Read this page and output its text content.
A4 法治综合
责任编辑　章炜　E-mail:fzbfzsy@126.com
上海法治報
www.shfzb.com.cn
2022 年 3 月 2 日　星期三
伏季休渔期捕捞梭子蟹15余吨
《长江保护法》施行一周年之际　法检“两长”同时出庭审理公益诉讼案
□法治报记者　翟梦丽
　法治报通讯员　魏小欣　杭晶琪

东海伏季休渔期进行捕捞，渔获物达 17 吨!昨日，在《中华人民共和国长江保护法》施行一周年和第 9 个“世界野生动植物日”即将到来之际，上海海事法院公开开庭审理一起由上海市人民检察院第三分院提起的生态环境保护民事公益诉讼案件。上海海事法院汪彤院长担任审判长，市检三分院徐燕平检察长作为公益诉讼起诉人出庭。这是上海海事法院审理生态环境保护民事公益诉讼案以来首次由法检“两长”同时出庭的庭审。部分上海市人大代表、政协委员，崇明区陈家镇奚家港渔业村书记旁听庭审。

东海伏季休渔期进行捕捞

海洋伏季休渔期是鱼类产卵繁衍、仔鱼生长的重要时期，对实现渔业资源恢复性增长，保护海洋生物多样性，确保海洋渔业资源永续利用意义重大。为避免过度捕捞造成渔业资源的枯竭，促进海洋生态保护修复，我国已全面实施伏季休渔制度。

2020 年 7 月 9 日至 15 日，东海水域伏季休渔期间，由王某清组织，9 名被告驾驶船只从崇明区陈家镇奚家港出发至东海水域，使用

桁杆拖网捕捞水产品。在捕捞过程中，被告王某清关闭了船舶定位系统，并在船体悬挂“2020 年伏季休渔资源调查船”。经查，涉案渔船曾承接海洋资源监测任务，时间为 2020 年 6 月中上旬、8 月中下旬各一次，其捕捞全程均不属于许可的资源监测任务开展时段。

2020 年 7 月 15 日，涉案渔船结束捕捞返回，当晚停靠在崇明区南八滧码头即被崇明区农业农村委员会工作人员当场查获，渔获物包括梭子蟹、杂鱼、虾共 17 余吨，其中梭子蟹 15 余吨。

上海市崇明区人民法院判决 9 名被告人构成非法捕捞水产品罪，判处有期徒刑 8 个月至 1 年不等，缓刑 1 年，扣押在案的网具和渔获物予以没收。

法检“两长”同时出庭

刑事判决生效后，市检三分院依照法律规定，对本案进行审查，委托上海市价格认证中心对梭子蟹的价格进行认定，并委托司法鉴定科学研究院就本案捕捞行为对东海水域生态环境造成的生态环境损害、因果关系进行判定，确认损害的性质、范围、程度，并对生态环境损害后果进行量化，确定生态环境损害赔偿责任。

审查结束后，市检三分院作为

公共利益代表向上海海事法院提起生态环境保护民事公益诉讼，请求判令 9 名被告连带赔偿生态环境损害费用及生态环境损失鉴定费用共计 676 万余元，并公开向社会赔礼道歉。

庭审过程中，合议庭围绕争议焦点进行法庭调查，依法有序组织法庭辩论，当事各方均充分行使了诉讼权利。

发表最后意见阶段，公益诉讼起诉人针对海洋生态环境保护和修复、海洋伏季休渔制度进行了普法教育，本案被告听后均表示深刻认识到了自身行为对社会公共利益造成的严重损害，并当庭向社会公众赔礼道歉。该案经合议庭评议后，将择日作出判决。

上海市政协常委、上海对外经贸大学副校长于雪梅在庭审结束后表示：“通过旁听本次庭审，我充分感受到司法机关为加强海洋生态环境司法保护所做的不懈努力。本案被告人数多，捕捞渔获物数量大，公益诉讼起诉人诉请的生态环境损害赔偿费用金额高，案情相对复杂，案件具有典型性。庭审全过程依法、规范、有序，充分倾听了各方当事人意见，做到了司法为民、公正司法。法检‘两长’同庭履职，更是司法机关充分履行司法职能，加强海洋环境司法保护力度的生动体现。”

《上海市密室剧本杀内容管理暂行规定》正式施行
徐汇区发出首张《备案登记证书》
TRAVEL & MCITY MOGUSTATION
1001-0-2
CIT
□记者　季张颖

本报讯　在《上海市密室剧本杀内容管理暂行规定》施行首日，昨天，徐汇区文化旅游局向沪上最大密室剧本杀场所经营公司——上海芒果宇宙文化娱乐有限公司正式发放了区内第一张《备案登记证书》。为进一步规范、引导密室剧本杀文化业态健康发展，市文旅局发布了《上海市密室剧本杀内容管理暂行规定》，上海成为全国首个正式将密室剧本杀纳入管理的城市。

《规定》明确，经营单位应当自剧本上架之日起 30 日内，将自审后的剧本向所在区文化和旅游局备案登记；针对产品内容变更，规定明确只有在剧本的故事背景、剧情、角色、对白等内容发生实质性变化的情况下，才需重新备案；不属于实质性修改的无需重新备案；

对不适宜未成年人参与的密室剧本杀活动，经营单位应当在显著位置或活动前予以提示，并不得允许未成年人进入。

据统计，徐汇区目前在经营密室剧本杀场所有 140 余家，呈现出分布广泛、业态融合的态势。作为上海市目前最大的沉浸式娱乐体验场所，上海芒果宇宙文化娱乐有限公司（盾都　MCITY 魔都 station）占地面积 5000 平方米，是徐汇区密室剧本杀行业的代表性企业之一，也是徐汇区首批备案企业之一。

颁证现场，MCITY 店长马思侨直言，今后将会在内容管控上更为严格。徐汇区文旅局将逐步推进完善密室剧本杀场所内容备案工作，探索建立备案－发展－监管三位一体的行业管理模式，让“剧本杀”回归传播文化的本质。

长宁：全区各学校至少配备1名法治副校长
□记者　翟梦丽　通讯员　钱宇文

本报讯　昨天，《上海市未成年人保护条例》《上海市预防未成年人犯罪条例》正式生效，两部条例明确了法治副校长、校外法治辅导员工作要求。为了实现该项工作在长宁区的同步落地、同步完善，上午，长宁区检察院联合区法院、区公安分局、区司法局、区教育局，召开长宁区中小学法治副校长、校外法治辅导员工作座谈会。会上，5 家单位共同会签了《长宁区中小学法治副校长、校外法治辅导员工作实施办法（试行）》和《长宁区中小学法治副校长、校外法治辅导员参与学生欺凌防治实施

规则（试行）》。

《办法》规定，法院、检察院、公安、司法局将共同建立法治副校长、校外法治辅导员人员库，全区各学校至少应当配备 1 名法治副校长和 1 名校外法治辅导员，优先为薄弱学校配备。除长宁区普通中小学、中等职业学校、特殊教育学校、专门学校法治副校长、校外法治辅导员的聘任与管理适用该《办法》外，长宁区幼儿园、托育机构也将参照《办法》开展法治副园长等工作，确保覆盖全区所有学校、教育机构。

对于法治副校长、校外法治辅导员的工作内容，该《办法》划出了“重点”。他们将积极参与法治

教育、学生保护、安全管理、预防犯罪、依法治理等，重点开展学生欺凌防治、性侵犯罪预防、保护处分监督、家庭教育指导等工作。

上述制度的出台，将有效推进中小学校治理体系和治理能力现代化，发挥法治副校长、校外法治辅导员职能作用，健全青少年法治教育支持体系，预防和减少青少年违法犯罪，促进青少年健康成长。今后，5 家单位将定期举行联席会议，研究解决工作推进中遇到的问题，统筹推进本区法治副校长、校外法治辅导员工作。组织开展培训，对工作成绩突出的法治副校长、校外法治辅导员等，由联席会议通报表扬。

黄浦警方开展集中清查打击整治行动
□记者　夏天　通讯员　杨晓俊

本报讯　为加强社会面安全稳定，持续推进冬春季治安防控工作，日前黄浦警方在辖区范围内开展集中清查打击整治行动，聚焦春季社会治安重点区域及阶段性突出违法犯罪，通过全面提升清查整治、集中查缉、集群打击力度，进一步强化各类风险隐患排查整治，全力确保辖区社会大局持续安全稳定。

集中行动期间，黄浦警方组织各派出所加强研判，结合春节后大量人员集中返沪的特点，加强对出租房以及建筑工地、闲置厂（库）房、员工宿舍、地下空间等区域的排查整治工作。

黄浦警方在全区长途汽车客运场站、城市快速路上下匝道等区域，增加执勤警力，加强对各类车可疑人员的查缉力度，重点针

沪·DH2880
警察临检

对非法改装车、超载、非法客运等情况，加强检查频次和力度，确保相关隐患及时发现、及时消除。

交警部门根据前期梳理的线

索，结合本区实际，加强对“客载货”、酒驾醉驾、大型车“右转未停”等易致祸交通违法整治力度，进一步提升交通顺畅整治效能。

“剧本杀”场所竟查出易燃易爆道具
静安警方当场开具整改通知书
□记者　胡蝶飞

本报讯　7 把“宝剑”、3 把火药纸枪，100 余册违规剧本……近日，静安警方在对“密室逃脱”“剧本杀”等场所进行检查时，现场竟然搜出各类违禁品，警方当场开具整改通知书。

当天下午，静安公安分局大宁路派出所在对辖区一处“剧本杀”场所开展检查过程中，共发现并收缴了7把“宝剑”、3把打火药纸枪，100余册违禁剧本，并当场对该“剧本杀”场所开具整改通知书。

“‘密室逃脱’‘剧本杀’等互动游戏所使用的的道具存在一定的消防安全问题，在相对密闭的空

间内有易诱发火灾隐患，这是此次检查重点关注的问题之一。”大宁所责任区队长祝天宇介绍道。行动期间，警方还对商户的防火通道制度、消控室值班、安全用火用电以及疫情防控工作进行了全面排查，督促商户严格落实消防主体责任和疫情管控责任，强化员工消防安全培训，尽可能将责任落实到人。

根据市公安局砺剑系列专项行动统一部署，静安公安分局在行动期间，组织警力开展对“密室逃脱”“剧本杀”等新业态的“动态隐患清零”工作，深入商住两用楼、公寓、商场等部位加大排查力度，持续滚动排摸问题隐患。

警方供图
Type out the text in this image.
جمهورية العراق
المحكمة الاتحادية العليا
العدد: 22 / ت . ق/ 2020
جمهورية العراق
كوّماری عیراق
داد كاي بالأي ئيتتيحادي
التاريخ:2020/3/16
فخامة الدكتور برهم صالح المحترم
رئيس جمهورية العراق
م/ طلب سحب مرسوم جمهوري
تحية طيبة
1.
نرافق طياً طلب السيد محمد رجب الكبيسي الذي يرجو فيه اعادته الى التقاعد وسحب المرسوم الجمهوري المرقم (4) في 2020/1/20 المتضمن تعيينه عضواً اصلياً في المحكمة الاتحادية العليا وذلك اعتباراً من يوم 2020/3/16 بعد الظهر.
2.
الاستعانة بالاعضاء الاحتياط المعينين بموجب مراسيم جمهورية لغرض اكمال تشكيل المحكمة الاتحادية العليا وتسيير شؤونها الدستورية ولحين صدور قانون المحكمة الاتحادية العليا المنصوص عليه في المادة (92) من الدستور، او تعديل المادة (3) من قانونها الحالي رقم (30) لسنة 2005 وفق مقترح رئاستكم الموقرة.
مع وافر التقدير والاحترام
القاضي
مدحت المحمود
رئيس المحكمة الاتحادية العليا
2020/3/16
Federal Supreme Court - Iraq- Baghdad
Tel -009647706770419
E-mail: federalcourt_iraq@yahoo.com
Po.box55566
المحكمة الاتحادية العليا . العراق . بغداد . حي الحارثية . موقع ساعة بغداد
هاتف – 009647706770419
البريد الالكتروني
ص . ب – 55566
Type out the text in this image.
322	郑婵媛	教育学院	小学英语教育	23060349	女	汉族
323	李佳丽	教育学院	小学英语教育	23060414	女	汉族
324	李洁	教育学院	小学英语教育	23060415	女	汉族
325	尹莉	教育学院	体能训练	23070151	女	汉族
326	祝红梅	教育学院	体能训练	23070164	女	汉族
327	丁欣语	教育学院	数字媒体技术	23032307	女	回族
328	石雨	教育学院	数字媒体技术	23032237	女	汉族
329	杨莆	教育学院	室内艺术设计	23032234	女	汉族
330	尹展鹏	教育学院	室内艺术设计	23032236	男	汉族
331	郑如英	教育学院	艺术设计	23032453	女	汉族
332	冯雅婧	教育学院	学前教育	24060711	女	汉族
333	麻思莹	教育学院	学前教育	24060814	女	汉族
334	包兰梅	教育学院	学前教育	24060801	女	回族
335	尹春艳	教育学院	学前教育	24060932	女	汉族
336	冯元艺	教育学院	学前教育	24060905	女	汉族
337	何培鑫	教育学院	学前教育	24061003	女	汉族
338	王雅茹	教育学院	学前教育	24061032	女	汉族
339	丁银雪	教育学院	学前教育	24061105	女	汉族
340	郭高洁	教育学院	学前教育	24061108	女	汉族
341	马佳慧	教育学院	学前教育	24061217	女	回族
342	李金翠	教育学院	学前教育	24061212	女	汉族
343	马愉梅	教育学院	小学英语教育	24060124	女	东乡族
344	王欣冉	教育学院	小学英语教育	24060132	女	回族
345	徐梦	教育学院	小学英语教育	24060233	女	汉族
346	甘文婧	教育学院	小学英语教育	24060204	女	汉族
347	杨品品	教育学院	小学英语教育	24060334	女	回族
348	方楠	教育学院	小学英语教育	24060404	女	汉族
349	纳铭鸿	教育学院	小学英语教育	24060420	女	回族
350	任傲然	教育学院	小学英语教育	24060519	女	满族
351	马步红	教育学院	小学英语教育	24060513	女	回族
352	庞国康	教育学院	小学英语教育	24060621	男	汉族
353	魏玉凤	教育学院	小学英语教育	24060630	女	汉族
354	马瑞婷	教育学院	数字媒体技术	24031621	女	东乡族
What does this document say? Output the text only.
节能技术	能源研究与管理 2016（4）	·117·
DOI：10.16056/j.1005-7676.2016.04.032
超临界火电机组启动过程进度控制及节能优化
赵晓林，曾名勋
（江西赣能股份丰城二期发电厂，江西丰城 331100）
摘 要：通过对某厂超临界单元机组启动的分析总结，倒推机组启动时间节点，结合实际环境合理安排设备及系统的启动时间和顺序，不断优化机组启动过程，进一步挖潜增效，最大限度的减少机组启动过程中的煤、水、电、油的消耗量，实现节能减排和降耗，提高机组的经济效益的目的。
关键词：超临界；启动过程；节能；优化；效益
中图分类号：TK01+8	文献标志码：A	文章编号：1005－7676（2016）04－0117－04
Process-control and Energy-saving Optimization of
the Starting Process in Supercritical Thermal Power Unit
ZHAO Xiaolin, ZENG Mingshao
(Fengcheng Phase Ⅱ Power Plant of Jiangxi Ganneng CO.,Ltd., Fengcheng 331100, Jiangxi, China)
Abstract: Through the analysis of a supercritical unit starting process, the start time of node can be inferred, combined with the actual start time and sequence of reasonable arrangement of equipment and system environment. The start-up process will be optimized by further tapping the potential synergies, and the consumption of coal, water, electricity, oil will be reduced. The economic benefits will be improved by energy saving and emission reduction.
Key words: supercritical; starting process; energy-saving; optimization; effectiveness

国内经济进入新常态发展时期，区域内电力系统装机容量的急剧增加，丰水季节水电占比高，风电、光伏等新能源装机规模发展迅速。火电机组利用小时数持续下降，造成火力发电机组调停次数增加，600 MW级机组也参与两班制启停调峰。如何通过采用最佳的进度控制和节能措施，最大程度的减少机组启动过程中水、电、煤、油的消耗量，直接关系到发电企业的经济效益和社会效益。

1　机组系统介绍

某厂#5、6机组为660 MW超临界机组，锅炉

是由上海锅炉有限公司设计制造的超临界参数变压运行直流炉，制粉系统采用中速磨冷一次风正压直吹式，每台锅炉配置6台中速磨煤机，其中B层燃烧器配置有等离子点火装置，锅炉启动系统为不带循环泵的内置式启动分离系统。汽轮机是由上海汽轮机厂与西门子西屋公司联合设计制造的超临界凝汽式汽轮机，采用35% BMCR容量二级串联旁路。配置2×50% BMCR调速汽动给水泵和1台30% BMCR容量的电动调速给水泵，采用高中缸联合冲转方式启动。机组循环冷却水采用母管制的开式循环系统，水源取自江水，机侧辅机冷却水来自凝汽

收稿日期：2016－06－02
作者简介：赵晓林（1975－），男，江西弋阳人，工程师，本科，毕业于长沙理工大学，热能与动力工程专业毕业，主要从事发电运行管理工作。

- Prompt -
Find the line that contains "What does this". Repeat it and every line after it, exactly as written, up to and including the last line of the records above.

- Result for this exercise -
What does this document say? Output the text only.
节能技术	能源研究与管理 2016（4）	·117·
DOI：10.16056/j.1005-7676.2016.04.032
超临界火电机组启动过程进度控制及节能优化
赵晓林，曾名勋
（江西赣能股份丰城二期发电厂，江西丰城 331100）
摘 要：通过对某厂超临界单元机组启动的分析总结，倒推机组启动时间节点，结合实际环境合理安排设备及系统的启动时间和顺序，不断优化机组启动过程，进一步挖潜增效，最大限度的减少机组启动过程中的煤、水、电、油的消耗量，实现节能减排和降耗，提高机组的经济效益的目的。
关键词：超临界；启动过程；节能；优化；效益
中图分类号：TK01+8	文献标志码：A	文章编号：1005－7676（2016）04－0117－04
Process-control and Energy-saving Optimization of
the Starting Process in Supercritical Thermal Power Unit
ZHAO Xiaolin, ZENG Mingshao
(Fengcheng Phase Ⅱ Power Plant of Jiangxi Ganneng CO.,Ltd., Fengcheng 331100, Jiangxi, China)
Abstract: Through the analysis of a supercritical unit starting process, the start time of node can be inferred, combined with the actual start time and sequence of reasonable arrangement of equipment and system environment. The start-up process will be optimized by further tapping the potential synergies, and the consumption of coal, water, electricity, oil will be reduced. The economic benefits will be improved by energy saving and emission reduction.
Key words: supercritical; starting process; energy-saving; optimization; effectiveness

国内经济进入新常态发展时期，区域内电力系统装机容量的急剧增加，丰水季节水电占比高，风电、光伏等新能源装机规模发展迅速。火电机组利用小时数持续下降，造成火力发电机组调停次数增加，600 MW级机组也参与两班制启停调峰。如何通过采用最佳的进度控制和节能措施，最大程度的减少机组启动过程中水、电、煤、油的消耗量，直接关系到发电企业的经济效益和社会效益。

1　机组系统介绍

某厂#5、6机组为660 MW超临界机组，锅炉

是由上海锅炉有限公司设计制造的超临界参数变压运行直流炉，制粉系统采用中速磨冷一次风正压直吹式，每台锅炉配置6台中速磨煤机，其中B层燃烧器配置有等离子点火装置，锅炉启动系统为不带循环泵的内置式启动分离系统。汽轮机是由上海汽轮机厂与西门子西屋公司联合设计制造的超临界凝汽式汽轮机，采用35% BMCR容量二级串联旁路。配置2×50% BMCR调速汽动给水泵和1台30% BMCR容量的电动调速给水泵，采用高中缸联合冲转方式启动。机组循环冷却水采用母管制的开式循环系统，水源取自江水，机侧辅机冷却水来自凝汽

收稿日期：2016－06－02
作者简介：赵晓林（1975－），男，江西弋阳人，工程师，本科，毕业于长沙理工大学，热能与动力工程专业毕业，主要从事发电运行管理工作。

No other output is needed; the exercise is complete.